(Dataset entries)
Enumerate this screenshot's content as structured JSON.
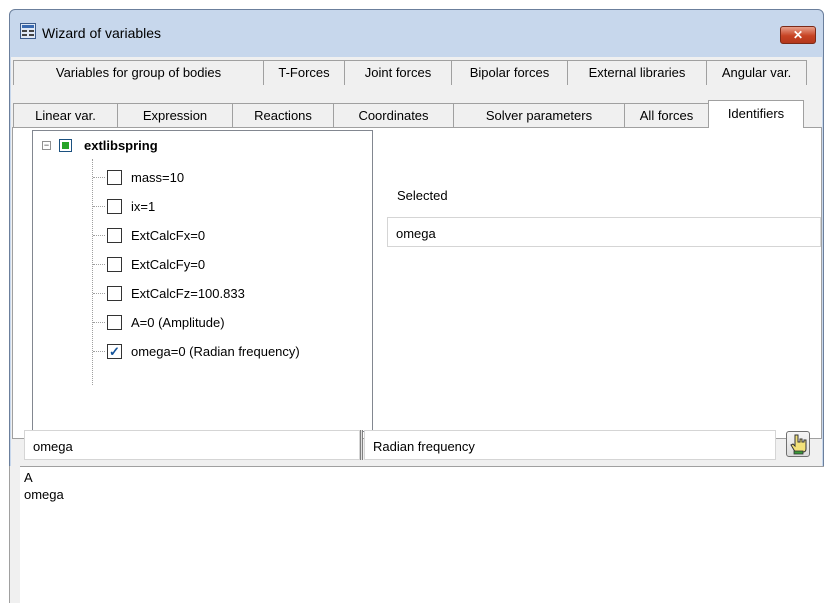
{
  "window": {
    "title": "Wizard of variables",
    "close_label": "✕"
  },
  "tabs_row1": [
    "Variables for group of bodies",
    "T-Forces",
    "Joint forces",
    "Bipolar forces",
    "External libraries",
    "Angular var."
  ],
  "tabs_row2": [
    "Linear var.",
    "Expression",
    "Reactions",
    "Coordinates",
    "Solver parameters",
    "All forces",
    "Identifiers"
  ],
  "active_tab": "Identifiers",
  "tree": {
    "root": "extlibspring",
    "items": [
      {
        "label": "mass=10",
        "checked": false
      },
      {
        "label": "ix=1",
        "checked": false
      },
      {
        "label": "ExtCalcFx=0",
        "checked": false
      },
      {
        "label": "ExtCalcFy=0",
        "checked": false
      },
      {
        "label": "ExtCalcFz=100.833",
        "checked": false
      },
      {
        "label": "A=0 (Amplitude)",
        "checked": false
      },
      {
        "label": "omega=0 (Radian frequency)",
        "checked": true
      }
    ]
  },
  "selected": {
    "label": "Selected",
    "value": "omega"
  },
  "bottom": {
    "name_value": "omega",
    "description_value": "Radian frequency"
  },
  "memo_lines": [
    "A",
    "omega"
  ],
  "icons": {
    "app": "app-icon",
    "close": "close-icon",
    "hand": "hand-pointer-icon"
  }
}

Task goal ->
Above are the records. Identify each line that contains the word "frequency".

Full solution ->
        "label": "omega=0 (Radian frequency)",
    "description_value": "Radian frequency"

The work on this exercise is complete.